Output the full material exactly as it appears here.

**Materials provided:**
<<<<
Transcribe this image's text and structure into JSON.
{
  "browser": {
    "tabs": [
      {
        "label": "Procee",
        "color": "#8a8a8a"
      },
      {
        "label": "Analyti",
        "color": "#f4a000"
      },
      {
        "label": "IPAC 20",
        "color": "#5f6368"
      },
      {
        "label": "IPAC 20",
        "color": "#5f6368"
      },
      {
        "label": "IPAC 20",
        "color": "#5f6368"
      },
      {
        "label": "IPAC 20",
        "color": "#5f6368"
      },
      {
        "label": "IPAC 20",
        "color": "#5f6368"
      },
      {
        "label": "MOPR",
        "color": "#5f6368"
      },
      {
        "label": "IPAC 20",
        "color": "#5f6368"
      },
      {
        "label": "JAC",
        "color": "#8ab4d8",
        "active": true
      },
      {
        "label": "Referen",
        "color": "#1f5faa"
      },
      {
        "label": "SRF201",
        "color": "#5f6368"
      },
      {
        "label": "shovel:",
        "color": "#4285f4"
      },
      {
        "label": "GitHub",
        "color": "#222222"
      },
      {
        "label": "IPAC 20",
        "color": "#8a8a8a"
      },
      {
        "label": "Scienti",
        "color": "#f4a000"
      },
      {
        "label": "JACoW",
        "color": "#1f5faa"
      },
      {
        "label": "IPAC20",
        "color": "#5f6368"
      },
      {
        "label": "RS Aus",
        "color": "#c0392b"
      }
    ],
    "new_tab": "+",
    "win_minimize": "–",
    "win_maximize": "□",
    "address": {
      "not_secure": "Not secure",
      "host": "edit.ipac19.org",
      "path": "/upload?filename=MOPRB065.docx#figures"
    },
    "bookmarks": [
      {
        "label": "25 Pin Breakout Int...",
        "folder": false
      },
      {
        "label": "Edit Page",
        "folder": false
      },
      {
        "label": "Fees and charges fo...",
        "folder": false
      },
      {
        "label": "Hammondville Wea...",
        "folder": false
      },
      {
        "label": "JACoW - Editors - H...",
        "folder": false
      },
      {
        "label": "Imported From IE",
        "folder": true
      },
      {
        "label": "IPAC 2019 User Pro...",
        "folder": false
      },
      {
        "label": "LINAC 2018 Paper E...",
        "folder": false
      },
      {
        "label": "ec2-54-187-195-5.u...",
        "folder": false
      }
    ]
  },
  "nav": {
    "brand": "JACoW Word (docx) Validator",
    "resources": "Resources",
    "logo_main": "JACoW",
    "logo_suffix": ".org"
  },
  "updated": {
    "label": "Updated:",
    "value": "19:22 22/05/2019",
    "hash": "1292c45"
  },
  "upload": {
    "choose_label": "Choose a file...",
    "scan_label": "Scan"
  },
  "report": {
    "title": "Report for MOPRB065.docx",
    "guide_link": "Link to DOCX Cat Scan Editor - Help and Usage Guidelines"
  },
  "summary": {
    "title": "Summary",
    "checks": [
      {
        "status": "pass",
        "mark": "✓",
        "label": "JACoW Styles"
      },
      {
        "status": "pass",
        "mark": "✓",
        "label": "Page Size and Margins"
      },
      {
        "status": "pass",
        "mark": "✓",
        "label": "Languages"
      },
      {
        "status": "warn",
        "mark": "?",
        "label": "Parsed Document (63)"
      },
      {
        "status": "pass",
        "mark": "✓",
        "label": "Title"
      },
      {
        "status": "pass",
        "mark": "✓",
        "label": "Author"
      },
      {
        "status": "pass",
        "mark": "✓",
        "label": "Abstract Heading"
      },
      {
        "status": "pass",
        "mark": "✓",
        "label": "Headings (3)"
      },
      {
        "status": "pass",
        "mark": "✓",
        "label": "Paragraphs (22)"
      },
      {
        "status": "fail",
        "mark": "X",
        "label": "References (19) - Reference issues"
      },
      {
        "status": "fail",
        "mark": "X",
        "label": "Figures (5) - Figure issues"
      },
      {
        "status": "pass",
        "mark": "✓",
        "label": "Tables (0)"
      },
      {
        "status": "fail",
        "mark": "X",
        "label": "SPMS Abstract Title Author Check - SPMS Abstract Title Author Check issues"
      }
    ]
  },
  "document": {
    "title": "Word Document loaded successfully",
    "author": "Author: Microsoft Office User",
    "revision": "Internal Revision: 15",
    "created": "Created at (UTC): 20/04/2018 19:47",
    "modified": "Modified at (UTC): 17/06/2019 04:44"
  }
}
>>>>
**Task output:**
Transcribe this image's text and structure into JSON.
{
  "browser": {
    "tabs": [
      {
        "label": "Procee",
        "color": "#8a8a8a"
      },
      {
        "label": "Analyti",
        "color": "#f4a000"
      },
      {
        "label": "IPAC 20",
        "color": "#5f6368"
      },
      {
        "label": "IPAC 20",
        "color": "#5f6368"
      },
      {
        "label": "IPAC 20",
        "color": "#5f6368"
      },
      {
        "label": "IPAC 20",
        "color": "#5f6368"
      },
      {
        "label": "IPAC 20",
        "color": "#5f6368"
      },
      {
        "label": "MOPR",
        "color": "#5f6368"
      },
      {
        "label": "IPAC 20",
        "color": "#5f6368"
      },
      {
        "label": "JAC",
        "color": "#8ab4d8",
        "active": true
      },
      {
        "label": "Referen",
        "color": "#1f5faa"
      },
      {
        "label": "SRF201",
        "color": "#5f6368"
      },
      {
        "label": "shovel:",
        "color": "#4285f4"
      },
      {
        "label": "GitHub",
        "color": "#222222"
      },
      {
        "label": "IPAC 20",
        "color": "#8a8a8a"
      },
      {
        "label": "Scienti",
        "color": "#f4a000"
      },
      {
        "label": "JACoW",
        "color": "#1f5faa"
      },
      {
        "label": "IPAC20",
        "color": "#5f6368"
      },
      {
        "label": "RS Aus",
        "color": "#c0392b"
      }
    ],
    "new_tab": "+",
    "win_minimize": "–",
    "win_maximize": "□",
    "address": {
      "not_secure": "Not secure",
      "host": "edit.ipac19.org",
      "path": "/upload?filename=MOPRB065.docx#figures"
    },
    "bookmarks": [
      {
        "label": "25 Pin Breakout Int...",
        "folder": false
      },
      {
        "label": "Edit Page",
        "folder": false
      },
      {
        "label": "Fees and charges fo...",
        "folder": false
      },
      {
        "label": "Hammondville Wea...",
        "folder": false
      },
      {
        "label": "JACoW - Editors - H...",
        "folder": false
      },
      {
        "label": "Imported From IE",
        "folder": true
      },
      {
        "label": "IPAC 2019 User Pro...",
        "folder": false
      },
      {
        "label": "LINAC 2018 Paper E...",
        "folder": false
      },
      {
        "label": "ec2-54-187-195-5.u...",
        "folder": false
      }
    ]
  },
  "nav": {
    "brand": "JACoW Word (docx) Validator",
    "resources": "Resources",
    "logo_main": "JACoW",
    "logo_suffix": ".org"
  },
  "updated": {
    "label": "Updated:",
    "value": "19:22 22/05/2019",
    "hash": "1292c45"
  },
  "upload": {
    "choose_label": "Choose a file...",
    "scan_label": "Scan"
  },
  "report": {
    "title": "Report for MOPRB065.docx",
    "guide_link": "Link to DOCX Cat Scan Editor - Help and Usage Guidelines"
  },
  "summary": {
    "title": "Summary",
    "checks": [
      {
        "status": "pass",
        "mark": "✓",
        "label": "JACoW Styles"
      },
      {
        "status": "pass",
        "mark": "✓",
        "label": "Page Size and Margins"
      },
      {
        "status": "pass",
        "mark": "✓",
        "label": "Languages"
      },
      {
        "status": "warn",
        "mark": "?",
        "label": "Parsed Document (63)"
      },
      {
        "status": "pass",
        "mark": "✓",
        "label": "Title"
      },
      {
        "status": "pass",
        "mark": "✓",
        "label": "Author"
      },
      {
        "status": "pass",
        "mark": "✓",
        "label": "Abstract Heading"
      },
      {
        "status": "pass",
        "mark": "✓",
        "label": "Headings (3)"
      },
      {
        "status": "pass",
        "mark": "✓",
        "label": "Paragraphs (22)"
      },
      {
        "status": "fail",
        "mark": "X",
        "label": "References (19) - Reference issues"
      },
      {
        "status": "fail",
        "mark": "X",
        "label": "Figures (5) - Figure issues"
      },
      {
        "status": "pass",
        "mark": "✓",
        "label": "Tables (0)"
      },
      {
        "status": "fail",
        "mark": "X",
        "label": "SPMS Abstract Title Author Check - SPMS Abstract Title Author Check issues"
      }
    ]
  },
  "document": {
    "title": "Word Document loaded successfully",
    "author": "Author: Microsoft Office User",
    "revision": "Internal Revision: 15",
    "created": "Created at (UTC): 20/04/2018 19:47",
    "modified": "Modified at (UTC): 17/06/2019 04:44"
  }
}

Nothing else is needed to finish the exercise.